- _The problem_
Filter the entries and keep only the lines where the string "אזוריים" appears.

- _Extracted information_
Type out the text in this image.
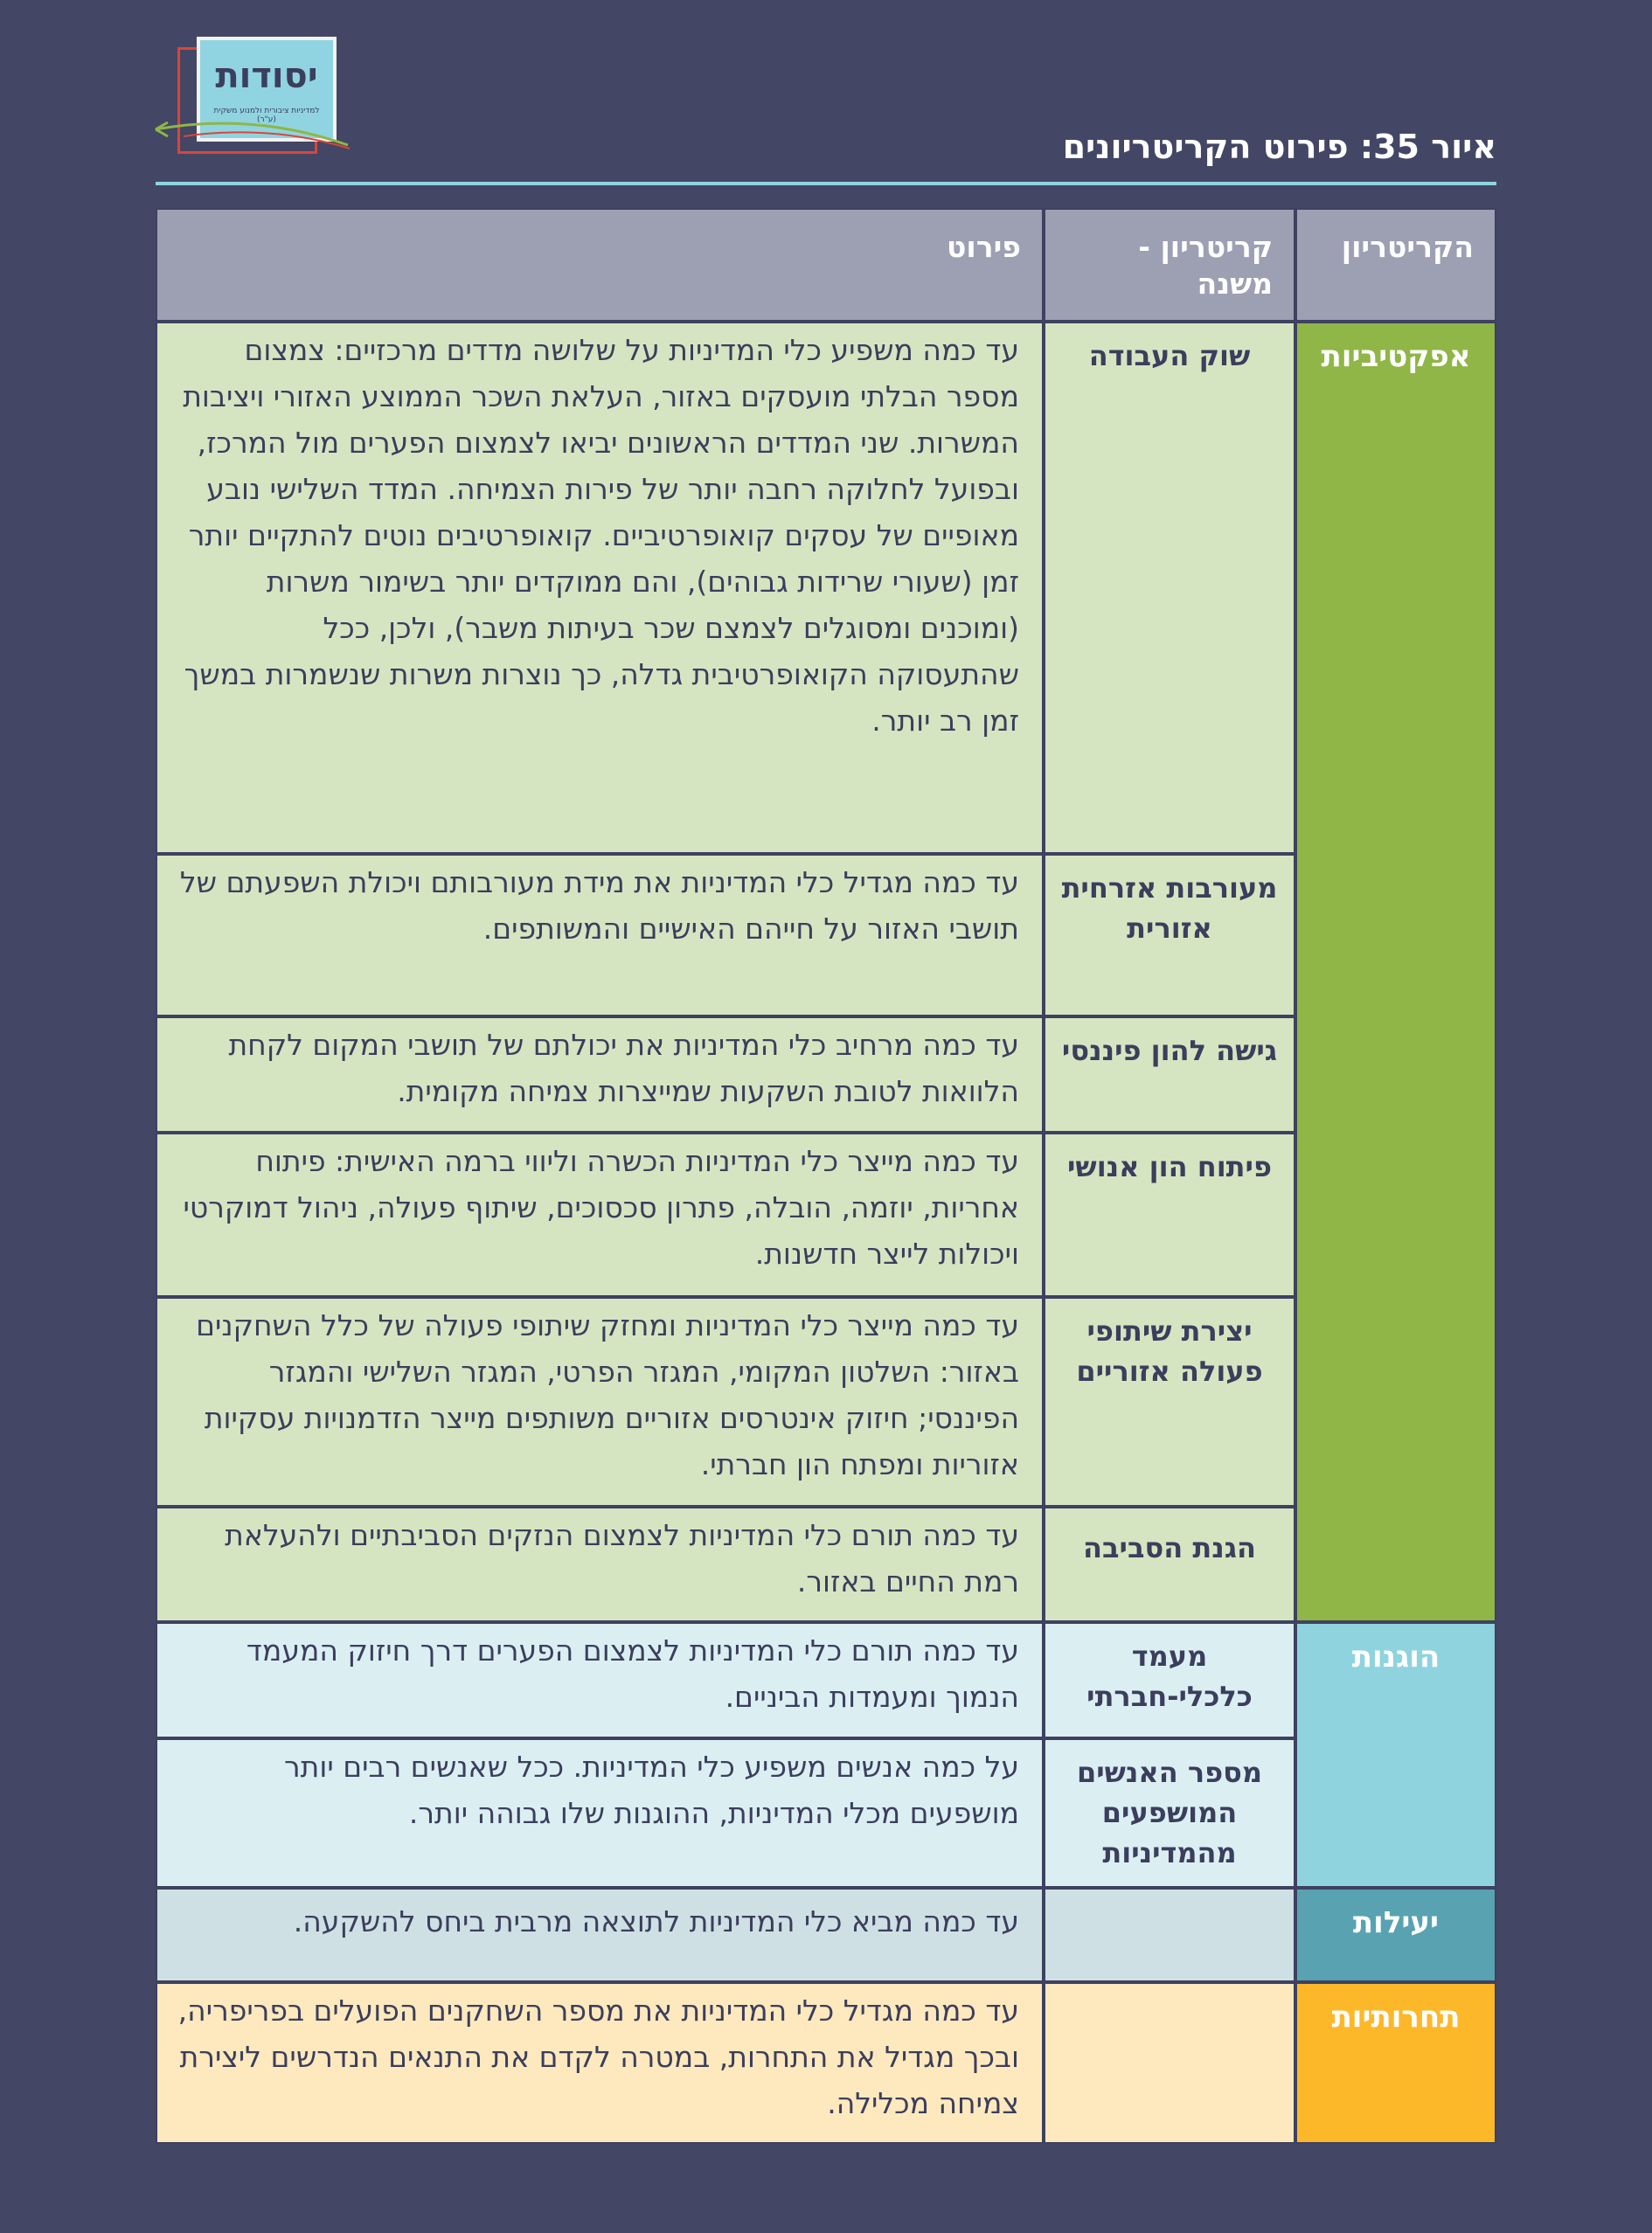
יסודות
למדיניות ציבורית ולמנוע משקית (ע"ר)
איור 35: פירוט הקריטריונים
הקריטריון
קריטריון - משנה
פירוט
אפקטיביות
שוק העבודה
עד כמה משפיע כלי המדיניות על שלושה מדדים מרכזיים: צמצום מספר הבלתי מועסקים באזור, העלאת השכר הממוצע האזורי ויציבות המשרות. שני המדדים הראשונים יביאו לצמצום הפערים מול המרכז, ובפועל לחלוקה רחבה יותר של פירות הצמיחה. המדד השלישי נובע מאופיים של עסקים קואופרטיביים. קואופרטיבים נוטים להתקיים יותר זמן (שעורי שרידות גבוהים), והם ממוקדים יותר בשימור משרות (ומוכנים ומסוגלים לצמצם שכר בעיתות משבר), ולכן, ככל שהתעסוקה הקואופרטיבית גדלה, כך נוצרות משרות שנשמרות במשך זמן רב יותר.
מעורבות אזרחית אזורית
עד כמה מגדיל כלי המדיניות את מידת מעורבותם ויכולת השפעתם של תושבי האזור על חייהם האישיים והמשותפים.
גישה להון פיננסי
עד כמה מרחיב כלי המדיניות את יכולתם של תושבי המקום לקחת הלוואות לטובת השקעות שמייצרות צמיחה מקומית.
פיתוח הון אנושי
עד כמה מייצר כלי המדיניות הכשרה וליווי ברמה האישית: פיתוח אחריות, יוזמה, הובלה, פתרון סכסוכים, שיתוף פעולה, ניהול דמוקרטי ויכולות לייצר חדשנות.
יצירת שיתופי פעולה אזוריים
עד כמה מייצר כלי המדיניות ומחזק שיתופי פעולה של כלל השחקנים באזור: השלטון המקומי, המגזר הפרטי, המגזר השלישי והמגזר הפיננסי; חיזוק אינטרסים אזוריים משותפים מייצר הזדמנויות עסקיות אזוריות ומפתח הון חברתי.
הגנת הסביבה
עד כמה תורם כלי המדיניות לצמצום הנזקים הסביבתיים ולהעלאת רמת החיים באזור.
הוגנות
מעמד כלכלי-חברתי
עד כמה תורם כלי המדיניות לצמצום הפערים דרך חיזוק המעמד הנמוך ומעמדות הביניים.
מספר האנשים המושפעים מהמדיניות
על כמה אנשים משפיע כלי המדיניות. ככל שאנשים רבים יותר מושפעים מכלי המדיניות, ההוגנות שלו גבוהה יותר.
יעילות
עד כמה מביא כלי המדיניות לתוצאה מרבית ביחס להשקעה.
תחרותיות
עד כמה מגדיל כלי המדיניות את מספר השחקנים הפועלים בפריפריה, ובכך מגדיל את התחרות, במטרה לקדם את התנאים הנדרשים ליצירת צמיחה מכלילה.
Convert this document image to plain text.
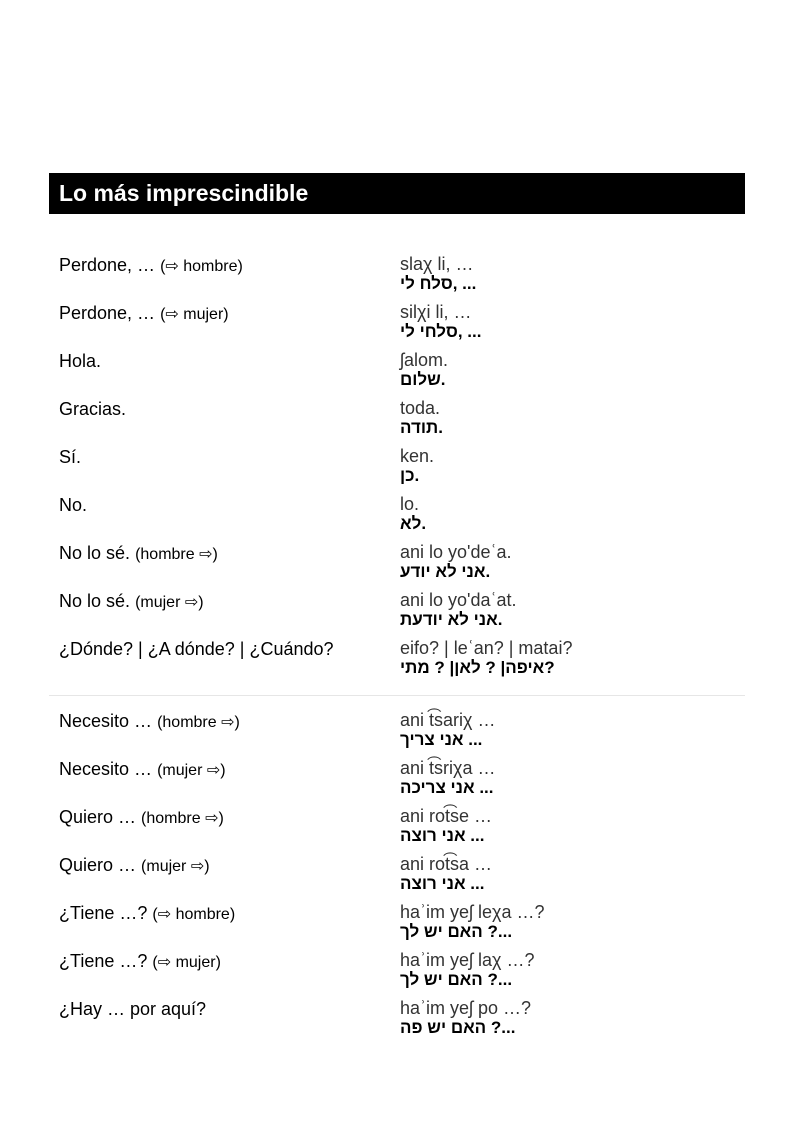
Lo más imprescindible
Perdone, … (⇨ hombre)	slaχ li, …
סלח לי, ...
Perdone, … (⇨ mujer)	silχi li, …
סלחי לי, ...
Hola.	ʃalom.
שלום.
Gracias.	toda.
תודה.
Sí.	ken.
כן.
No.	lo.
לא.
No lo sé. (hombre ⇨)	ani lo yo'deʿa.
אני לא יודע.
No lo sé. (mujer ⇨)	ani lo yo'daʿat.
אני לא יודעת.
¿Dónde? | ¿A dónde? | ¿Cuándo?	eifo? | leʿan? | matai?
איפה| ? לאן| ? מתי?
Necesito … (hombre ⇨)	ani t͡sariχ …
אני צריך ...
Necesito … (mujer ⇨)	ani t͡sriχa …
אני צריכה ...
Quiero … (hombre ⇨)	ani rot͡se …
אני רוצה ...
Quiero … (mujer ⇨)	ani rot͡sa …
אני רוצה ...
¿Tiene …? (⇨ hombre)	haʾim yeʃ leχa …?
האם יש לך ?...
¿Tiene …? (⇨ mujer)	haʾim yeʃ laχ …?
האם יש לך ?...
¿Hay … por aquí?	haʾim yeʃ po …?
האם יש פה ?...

- _Answer to this problem_
יצירת שיתופי פעולה אזוריים
עד כמה מייצר כלי המדיניות ומחזק שיתופי פעולה של כלל השחקנים באזור: השלטון המקומי, המגזר הפרטי, המגזר השלישי והמגזר הפיננסי; חיזוק אינטרסים אזוריים משותפים מייצר הזדמנויות עסקיות אזוריות ומפתח הון חברתי.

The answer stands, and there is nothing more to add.